JOB 1:
From the linear algebra thread, extract the passage between "Consider the homogeneous" and "may be $0$.", inclusive.

TEXT TO READ:
* start *

# Thread: Basic Linear Algebra Proof

1. ## Basic Linear Algebra Proof

Consider the homogeneous system of linear equations
$ax + by = 0$
$cx + dy = 0$
Prove that if $ad - bc \not= 0$, then $x = 0,y=0$ is the only solution to the system.

First, I tried rewriting the system of equations to get $y = -\frac{a}{b} x$ and $y = -\frac{c}{d} x$. This would have probably helped me in the proof, but I realized that I may not be able to divide by $b$ and $d$ because they may be $0$.

Maybe I could use the contrapositive to prove this. Proving the statement "If $ad - bc = 0$, then $x = 0, y = 0$ is not the only solution to the system. I'd have to show that there are more solutions. I am not sure how to do this though. Although, this seems like the easiest way to prove it.

Can anyone give me some help? Thanks in advance.

* end *

LISTED ENTRIES:

* start *

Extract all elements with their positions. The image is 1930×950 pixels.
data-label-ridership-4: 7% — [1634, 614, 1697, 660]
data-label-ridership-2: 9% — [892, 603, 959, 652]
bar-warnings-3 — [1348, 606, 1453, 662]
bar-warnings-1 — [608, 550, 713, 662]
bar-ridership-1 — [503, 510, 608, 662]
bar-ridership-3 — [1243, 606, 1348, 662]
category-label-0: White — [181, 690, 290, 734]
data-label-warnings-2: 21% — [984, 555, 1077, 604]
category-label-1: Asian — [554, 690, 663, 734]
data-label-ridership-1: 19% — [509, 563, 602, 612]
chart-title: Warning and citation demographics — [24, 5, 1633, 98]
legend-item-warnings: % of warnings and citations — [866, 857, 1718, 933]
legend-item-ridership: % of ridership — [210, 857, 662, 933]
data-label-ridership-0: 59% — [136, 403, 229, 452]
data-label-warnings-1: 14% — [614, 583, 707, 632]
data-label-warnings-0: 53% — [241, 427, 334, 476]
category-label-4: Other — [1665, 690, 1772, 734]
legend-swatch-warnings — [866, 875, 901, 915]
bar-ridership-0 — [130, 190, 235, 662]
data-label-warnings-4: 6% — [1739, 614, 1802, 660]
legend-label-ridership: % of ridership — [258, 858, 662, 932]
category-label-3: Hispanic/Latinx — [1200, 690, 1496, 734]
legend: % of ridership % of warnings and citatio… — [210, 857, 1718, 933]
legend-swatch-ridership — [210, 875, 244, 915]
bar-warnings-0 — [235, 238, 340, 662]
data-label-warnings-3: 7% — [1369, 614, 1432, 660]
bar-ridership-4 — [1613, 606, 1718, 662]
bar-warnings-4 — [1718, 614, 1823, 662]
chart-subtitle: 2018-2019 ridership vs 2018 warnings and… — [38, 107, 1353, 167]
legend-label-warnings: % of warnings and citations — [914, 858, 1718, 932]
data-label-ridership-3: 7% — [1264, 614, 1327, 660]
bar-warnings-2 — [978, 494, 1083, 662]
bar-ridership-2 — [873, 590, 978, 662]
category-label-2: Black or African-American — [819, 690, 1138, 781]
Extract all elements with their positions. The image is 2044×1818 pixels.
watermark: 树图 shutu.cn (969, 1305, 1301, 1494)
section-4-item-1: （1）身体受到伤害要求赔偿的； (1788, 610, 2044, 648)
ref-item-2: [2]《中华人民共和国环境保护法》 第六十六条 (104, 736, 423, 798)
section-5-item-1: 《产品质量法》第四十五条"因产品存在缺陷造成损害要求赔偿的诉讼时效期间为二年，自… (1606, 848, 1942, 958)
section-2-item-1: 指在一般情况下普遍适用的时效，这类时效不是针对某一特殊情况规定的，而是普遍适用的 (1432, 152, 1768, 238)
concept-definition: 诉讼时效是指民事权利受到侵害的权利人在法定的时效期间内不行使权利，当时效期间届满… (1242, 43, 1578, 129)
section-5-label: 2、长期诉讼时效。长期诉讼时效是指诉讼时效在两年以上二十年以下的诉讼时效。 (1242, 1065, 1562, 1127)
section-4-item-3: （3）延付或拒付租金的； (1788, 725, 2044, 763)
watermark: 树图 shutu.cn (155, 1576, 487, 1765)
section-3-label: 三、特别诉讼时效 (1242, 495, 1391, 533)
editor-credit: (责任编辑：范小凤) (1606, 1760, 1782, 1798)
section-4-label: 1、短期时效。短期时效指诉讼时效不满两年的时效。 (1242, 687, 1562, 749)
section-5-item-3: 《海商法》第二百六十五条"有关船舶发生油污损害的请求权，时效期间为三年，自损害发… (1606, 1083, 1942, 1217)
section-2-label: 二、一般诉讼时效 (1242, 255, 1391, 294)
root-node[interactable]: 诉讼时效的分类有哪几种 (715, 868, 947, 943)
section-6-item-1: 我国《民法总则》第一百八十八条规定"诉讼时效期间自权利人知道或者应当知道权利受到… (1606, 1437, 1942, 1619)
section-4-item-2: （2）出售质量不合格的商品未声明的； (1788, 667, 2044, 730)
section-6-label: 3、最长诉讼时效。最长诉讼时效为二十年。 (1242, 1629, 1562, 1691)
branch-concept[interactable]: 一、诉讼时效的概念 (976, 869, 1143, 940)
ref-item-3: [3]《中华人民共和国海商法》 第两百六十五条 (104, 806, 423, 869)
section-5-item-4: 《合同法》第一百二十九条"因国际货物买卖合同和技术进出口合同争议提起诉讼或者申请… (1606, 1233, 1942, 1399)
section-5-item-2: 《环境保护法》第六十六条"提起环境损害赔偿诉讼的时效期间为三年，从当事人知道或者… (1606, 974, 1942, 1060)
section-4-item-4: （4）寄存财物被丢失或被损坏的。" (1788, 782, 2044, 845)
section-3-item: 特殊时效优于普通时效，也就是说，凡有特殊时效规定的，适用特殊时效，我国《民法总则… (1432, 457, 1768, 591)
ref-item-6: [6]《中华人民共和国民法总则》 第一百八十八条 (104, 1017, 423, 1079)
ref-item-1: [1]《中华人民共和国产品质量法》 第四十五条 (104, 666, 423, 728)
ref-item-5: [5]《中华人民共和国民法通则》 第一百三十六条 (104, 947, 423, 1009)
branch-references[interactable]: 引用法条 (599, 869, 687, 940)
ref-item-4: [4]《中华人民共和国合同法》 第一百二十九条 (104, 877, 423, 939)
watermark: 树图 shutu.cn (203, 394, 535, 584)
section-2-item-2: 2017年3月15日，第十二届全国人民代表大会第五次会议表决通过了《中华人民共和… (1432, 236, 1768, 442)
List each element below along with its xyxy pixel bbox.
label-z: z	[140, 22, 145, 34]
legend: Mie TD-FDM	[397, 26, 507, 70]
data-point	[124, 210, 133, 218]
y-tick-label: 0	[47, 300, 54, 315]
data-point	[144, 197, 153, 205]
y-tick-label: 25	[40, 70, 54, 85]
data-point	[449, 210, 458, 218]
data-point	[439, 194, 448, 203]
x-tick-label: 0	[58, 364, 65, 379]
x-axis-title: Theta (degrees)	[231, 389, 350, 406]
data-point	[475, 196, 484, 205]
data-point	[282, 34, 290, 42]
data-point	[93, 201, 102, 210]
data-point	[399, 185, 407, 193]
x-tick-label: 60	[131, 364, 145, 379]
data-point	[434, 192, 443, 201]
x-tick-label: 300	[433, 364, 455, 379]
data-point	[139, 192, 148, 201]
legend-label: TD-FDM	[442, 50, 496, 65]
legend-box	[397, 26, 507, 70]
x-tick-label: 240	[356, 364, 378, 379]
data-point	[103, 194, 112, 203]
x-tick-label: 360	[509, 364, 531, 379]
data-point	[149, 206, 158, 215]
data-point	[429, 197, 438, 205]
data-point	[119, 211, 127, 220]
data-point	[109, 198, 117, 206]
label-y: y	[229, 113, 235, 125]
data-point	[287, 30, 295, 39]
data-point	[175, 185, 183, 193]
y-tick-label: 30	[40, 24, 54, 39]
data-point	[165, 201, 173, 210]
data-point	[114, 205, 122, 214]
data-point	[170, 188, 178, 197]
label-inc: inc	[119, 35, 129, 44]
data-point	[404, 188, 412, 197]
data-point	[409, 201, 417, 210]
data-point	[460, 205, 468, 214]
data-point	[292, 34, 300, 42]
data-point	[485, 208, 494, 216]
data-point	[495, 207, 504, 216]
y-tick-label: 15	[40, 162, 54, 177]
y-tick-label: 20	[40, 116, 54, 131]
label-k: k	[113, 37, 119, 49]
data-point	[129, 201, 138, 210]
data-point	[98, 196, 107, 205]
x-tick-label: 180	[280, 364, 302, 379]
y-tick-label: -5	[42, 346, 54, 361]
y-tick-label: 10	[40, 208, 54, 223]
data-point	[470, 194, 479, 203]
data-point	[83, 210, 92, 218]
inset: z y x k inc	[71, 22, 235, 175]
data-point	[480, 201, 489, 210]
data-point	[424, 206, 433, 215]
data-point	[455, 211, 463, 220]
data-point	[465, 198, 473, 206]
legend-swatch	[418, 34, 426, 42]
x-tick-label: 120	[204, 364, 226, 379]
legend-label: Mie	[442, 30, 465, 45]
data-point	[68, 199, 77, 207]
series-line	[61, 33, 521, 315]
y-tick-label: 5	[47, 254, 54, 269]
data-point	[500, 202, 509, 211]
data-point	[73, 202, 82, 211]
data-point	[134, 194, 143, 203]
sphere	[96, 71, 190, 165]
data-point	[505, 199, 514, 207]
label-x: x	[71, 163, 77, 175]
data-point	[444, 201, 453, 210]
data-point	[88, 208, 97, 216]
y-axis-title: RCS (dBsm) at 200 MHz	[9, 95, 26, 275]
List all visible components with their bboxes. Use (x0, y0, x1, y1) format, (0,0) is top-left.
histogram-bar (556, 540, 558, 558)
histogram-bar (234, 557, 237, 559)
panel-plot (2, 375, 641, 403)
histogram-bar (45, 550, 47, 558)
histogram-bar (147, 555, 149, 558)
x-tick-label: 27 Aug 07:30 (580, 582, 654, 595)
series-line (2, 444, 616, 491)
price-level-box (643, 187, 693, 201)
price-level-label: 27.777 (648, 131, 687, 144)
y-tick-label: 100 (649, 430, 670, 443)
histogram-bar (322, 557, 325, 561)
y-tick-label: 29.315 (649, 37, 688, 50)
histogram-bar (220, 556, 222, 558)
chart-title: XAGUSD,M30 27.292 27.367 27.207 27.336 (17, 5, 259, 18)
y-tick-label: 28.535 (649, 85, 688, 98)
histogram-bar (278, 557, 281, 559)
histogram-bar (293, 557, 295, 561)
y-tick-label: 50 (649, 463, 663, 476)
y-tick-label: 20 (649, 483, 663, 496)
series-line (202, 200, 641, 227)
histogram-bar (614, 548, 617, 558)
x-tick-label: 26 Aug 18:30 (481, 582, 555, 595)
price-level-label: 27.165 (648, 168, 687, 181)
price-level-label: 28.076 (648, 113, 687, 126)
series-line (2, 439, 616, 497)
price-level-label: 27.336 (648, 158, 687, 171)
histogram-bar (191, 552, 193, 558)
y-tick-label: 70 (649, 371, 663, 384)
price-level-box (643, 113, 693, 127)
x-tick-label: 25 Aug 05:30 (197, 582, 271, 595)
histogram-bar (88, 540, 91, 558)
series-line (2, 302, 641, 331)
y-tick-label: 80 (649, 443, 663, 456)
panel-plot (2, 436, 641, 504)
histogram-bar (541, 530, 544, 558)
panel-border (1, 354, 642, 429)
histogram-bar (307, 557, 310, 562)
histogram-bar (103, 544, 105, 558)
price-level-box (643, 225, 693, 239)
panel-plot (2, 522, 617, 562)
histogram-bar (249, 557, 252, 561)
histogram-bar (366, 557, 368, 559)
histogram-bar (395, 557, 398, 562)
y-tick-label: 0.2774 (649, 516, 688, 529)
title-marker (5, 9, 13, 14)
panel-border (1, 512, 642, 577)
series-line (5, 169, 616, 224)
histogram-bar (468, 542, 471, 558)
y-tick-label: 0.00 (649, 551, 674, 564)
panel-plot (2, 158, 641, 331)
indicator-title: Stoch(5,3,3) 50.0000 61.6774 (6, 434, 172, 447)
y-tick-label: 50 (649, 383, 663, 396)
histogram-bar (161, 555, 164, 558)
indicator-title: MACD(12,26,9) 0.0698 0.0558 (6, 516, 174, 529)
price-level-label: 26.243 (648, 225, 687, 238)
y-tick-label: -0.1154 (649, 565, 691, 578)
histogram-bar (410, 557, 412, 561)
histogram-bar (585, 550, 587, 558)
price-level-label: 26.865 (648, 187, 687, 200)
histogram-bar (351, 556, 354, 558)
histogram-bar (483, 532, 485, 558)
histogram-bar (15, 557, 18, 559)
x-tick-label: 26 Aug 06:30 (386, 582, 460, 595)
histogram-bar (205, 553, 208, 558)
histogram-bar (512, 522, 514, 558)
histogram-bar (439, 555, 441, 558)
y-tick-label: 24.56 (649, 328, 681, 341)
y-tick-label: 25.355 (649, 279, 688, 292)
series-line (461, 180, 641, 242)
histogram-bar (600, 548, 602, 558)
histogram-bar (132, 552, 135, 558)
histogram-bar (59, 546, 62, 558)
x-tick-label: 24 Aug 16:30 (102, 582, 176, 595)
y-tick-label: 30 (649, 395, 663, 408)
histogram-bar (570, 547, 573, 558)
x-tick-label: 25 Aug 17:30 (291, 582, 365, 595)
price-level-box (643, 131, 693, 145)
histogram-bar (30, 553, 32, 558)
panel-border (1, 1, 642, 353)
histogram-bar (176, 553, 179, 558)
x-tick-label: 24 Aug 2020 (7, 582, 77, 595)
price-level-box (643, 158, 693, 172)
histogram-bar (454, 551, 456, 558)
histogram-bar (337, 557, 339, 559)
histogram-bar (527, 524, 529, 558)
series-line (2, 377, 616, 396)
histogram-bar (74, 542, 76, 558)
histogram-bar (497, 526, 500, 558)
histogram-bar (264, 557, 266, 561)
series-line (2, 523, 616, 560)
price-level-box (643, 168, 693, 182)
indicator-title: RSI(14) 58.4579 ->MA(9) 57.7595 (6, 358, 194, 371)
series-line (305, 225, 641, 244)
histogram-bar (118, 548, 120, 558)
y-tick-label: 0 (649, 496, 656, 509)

* end *

JOB 2:
Rewrite the rows from the first line through the line containing "bar-ridership-1 — [503, 510, 608, 662]", inclusive, with "positions" replaced by "coordinates" and everything else unchanged. Give only those lines.

CORRECT RESPONSE 1:
Consider the homogeneous system of linear equations
$ax + by = 0$
$cx + dy = 0$
Prove that if $ad - bc \not= 0$, then $x = 0,y=0$ is the only solution to the system.

First, I tried rewriting the system of equations to get $y = -\frac{a}{b} x$ and $y = -\frac{c}{d} x$. This would have probably helped me in the proof, but I realized that I may not be able to divide by $b$ and $d$ because they may be $0$.

CORRECT RESPONSE 2:
Extract all elements with their coordinates. The image is 1930×950 pixels.
data-label-ridership-4: 7% — [1634, 614, 1697, 660]
data-label-ridership-2: 9% — [892, 603, 959, 652]
bar-warnings-3 — [1348, 606, 1453, 662]
bar-warnings-1 — [608, 550, 713, 662]
bar-ridership-1 — [503, 510, 608, 662]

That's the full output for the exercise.